Find all the lines with "Generalist" and gather them.

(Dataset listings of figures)
----

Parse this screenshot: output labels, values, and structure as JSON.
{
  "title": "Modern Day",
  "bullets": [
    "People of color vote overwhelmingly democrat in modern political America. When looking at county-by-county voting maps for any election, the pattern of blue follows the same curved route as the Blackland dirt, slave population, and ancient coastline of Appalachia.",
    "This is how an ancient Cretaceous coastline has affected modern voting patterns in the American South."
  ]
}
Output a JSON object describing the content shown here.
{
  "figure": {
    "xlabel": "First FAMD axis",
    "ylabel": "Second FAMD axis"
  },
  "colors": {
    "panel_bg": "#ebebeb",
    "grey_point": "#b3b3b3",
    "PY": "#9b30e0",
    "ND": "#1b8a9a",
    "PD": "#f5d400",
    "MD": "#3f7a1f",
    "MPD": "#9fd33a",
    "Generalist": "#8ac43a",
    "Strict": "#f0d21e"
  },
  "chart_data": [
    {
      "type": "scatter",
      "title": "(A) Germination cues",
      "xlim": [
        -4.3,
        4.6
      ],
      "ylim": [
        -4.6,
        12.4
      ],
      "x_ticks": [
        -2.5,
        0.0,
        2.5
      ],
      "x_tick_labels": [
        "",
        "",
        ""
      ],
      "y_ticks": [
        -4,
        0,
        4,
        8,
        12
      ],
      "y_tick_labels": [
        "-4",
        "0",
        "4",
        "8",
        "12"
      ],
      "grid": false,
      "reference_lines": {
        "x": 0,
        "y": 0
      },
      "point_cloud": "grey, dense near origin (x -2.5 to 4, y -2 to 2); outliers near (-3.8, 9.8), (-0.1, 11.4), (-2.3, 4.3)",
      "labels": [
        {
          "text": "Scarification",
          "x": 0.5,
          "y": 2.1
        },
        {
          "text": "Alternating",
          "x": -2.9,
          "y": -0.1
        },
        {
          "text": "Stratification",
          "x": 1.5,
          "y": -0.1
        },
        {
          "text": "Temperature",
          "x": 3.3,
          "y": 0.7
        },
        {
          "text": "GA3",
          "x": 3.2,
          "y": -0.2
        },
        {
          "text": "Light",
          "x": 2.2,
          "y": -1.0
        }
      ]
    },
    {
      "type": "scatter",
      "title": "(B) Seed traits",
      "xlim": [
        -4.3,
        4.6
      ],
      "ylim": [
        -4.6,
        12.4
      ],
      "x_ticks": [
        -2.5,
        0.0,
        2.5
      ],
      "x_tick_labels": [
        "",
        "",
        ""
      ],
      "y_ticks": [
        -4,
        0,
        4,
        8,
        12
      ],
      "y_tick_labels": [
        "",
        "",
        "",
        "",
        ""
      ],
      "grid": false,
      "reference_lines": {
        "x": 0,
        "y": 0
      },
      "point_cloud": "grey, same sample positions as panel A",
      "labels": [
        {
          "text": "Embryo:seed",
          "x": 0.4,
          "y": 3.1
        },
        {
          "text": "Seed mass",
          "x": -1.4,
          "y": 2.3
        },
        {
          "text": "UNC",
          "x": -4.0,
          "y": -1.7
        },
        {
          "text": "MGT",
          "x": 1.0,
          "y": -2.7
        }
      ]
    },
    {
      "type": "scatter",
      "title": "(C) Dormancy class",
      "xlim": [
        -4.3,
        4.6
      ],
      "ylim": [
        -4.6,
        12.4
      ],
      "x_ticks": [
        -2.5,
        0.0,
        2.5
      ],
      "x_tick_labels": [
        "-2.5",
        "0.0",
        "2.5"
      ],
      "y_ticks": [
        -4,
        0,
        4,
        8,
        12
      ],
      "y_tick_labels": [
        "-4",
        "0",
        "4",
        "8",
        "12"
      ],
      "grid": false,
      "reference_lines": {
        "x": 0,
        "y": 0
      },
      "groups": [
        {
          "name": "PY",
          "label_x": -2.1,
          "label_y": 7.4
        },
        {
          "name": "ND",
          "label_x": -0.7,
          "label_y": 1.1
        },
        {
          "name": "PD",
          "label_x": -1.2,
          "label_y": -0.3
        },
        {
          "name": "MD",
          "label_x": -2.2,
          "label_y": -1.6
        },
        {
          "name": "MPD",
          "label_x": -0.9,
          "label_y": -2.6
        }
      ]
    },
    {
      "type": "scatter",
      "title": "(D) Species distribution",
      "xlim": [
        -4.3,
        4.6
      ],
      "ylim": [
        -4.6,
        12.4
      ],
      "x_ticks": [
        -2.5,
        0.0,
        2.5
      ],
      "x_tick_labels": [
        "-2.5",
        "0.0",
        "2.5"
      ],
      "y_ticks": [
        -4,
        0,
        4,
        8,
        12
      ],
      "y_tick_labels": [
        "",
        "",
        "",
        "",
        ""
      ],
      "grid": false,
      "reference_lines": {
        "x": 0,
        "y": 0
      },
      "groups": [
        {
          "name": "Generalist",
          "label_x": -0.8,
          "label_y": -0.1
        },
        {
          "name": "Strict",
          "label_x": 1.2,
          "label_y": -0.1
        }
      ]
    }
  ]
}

----

__Task response__
    "Generalist": "#8ac43a",
          "name": "Generalist",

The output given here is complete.